**Problem requirements:** Output every entry exactly as written.

☆ ☆ ☆ ☆

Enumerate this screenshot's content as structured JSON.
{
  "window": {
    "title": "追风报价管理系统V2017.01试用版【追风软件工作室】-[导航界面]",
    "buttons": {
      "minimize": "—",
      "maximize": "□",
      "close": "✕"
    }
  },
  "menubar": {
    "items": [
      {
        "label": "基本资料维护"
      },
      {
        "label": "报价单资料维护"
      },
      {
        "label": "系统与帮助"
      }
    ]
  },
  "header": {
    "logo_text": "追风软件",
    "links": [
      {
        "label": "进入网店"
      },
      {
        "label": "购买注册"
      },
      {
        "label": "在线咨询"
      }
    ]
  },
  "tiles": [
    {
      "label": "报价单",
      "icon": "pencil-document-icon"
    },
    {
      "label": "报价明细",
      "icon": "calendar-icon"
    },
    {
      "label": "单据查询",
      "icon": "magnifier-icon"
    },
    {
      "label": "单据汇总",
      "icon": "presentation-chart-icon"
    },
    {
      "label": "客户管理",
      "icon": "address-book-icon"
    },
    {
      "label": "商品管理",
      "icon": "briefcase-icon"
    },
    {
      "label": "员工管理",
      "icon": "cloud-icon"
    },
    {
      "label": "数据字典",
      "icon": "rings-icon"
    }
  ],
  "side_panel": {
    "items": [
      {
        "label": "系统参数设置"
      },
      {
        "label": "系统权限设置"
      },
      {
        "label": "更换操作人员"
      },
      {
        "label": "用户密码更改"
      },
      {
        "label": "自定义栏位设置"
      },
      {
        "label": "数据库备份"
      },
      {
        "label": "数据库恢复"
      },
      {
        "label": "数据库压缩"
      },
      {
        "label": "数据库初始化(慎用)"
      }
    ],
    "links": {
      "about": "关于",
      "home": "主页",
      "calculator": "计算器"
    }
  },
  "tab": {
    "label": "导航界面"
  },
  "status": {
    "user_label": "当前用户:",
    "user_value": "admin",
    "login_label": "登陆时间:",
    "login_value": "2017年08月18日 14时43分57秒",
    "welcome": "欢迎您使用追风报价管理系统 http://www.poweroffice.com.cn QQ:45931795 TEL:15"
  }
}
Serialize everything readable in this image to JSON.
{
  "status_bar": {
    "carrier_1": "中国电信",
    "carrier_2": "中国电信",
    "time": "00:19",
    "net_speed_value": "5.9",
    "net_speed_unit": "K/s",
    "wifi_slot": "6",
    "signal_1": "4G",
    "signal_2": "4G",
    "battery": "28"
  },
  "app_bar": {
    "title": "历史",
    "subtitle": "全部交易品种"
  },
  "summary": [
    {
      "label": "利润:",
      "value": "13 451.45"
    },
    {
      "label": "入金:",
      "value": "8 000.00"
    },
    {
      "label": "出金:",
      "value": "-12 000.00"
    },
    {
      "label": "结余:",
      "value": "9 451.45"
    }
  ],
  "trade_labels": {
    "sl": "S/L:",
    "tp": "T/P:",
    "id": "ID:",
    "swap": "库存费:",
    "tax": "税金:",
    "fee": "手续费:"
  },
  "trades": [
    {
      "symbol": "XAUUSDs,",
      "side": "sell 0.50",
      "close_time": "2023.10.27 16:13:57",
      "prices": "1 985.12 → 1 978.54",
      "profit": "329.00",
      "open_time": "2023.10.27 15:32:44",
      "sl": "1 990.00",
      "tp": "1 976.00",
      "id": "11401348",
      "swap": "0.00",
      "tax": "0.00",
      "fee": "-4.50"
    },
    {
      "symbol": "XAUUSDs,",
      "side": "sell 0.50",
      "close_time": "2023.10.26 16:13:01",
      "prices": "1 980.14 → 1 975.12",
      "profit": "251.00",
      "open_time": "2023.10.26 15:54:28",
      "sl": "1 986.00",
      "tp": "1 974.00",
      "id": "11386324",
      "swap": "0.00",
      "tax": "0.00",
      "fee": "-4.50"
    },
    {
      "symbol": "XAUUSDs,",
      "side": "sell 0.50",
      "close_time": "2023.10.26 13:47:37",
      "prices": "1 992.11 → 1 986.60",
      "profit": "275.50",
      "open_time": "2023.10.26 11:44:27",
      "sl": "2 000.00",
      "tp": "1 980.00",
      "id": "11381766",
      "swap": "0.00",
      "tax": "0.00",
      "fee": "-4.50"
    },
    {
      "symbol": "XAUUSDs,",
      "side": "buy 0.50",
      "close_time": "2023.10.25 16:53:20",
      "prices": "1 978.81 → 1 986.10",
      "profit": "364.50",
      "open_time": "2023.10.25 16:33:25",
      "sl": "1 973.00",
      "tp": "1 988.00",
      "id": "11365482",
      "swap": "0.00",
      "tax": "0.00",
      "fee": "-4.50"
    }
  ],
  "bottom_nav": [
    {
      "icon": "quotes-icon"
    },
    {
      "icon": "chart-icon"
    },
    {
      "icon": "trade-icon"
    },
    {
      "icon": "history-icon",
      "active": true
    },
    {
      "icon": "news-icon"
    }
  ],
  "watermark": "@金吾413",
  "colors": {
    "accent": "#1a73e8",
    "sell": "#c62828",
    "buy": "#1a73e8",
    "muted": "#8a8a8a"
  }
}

☆ ☆ ☆ ☆

**Exercise result:**
Enumerate this screenshot's content as structured JSON.
{
  "window": {
    "title": "追风报价管理系统V2017.01试用版【追风软件工作室】-[导航界面]",
    "buttons": {
      "minimize": "—",
      "maximize": "□",
      "close": "✕"
    }
  },
  "menubar": {
    "items": [
      {
        "label": "基本资料维护"
      },
      {
        "label": "报价单资料维护"
      },
      {
        "label": "系统与帮助"
      }
    ]
  },
  "header": {
    "logo_text": "追风软件",
    "links": [
      {
        "label": "进入网店"
      },
      {
        "label": "购买注册"
      },
      {
        "label": "在线咨询"
      }
    ]
  },
  "tiles": [
    {
      "label": "报价单",
      "icon": "pencil-document-icon"
    },
    {
      "label": "报价明细",
      "icon": "calendar-icon"
    },
    {
      "label": "单据查询",
      "icon": "magnifier-icon"
    },
    {
      "label": "单据汇总",
      "icon": "presentation-chart-icon"
    },
    {
      "label": "客户管理",
      "icon": "address-book-icon"
    },
    {
      "label": "商品管理",
      "icon": "briefcase-icon"
    },
    {
      "label": "员工管理",
      "icon": "cloud-icon"
    },
    {
      "label": "数据字典",
      "icon": "rings-icon"
    }
  ],
  "side_panel": {
    "items": [
      {
        "label": "系统参数设置"
      },
      {
        "label": "系统权限设置"
      },
      {
        "label": "更换操作人员"
      },
      {
        "label": "用户密码更改"
      },
      {
        "label": "自定义栏位设置"
      },
      {
        "label": "数据库备份"
      },
      {
        "label": "数据库恢复"
      },
      {
        "label": "数据库压缩"
      },
      {
        "label": "数据库初始化(慎用)"
      }
    ],
    "links": {
      "about": "关于",
      "home": "主页",
      "calculator": "计算器"
    }
  },
  "tab": {
    "label": "导航界面"
  },
  "status": {
    "user_label": "当前用户:",
    "user_value": "admin",
    "login_label": "登陆时间:",
    "login_value": "2017年08月18日 14时43分57秒",
    "welcome": "欢迎您使用追风报价管理系统 http://www.poweroffice.com.cn QQ:45931795 TEL:15"
  }
}
Serialize everything readable in this image to JSON.
{
  "status_bar": {
    "carrier_1": "中国电信",
    "carrier_2": "中国电信",
    "time": "00:19",
    "net_speed_value": "5.9",
    "net_speed_unit": "K/s",
    "wifi_slot": "6",
    "signal_1": "4G",
    "signal_2": "4G",
    "battery": "28"
  },
  "app_bar": {
    "title": "历史",
    "subtitle": "全部交易品种"
  },
  "summary": [
    {
      "label": "利润:",
      "value": "13 451.45"
    },
    {
      "label": "入金:",
      "value": "8 000.00"
    },
    {
      "label": "出金:",
      "value": "-12 000.00"
    },
    {
      "label": "结余:",
      "value": "9 451.45"
    }
  ],
  "trade_labels": {
    "sl": "S/L:",
    "tp": "T/P:",
    "id": "ID:",
    "swap": "库存费:",
    "tax": "税金:",
    "fee": "手续费:"
  },
  "trades": [
    {
      "symbol": "XAUUSDs,",
      "side": "sell 0.50",
      "close_time": "2023.10.27 16:13:57",
      "prices": "1 985.12 → 1 978.54",
      "profit": "329.00",
      "open_time": "2023.10.27 15:32:44",
      "sl": "1 990.00",
      "tp": "1 976.00",
      "id": "11401348",
      "swap": "0.00",
      "tax": "0.00",
      "fee": "-4.50"
    },
    {
      "symbol": "XAUUSDs,",
      "side": "sell 0.50",
      "close_time": "2023.10.26 16:13:01",
      "prices": "1 980.14 → 1 975.12",
      "profit": "251.00",
      "open_time": "2023.10.26 15:54:28",
      "sl": "1 986.00",
      "tp": "1 974.00",
      "id": "11386324",
      "swap": "0.00",
      "tax": "0.00",
      "fee": "-4.50"
    },
    {
      "symbol": "XAUUSDs,",
      "side": "sell 0.50",
      "close_time": "2023.10.26 13:47:37",
      "prices": "1 992.11 → 1 986.60",
      "profit": "275.50",
      "open_time": "2023.10.26 11:44:27",
      "sl": "2 000.00",
      "tp": "1 980.00",
      "id": "11381766",
      "swap": "0.00",
      "tax": "0.00",
      "fee": "-4.50"
    },
    {
      "symbol": "XAUUSDs,",
      "side": "buy 0.50",
      "close_time": "2023.10.25 16:53:20",
      "prices": "1 978.81 → 1 986.10",
      "profit": "364.50",
      "open_time": "2023.10.25 16:33:25",
      "sl": "1 973.00",
      "tp": "1 988.00",
      "id": "11365482",
      "swap": "0.00",
      "tax": "0.00",
      "fee": "-4.50"
    }
  ],
  "bottom_nav": [
    {
      "icon": "quotes-icon"
    },
    {
      "icon": "chart-icon"
    },
    {
      "icon": "trade-icon"
    },
    {
      "icon": "history-icon",
      "active": true
    },
    {
      "icon": "news-icon"
    }
  ],
  "watermark": "@金吾413",
  "colors": {
    "accent": "#1a73e8",
    "sell": "#c62828",
    "buy": "#1a73e8",
    "muted": "#8a8a8a"
  }
}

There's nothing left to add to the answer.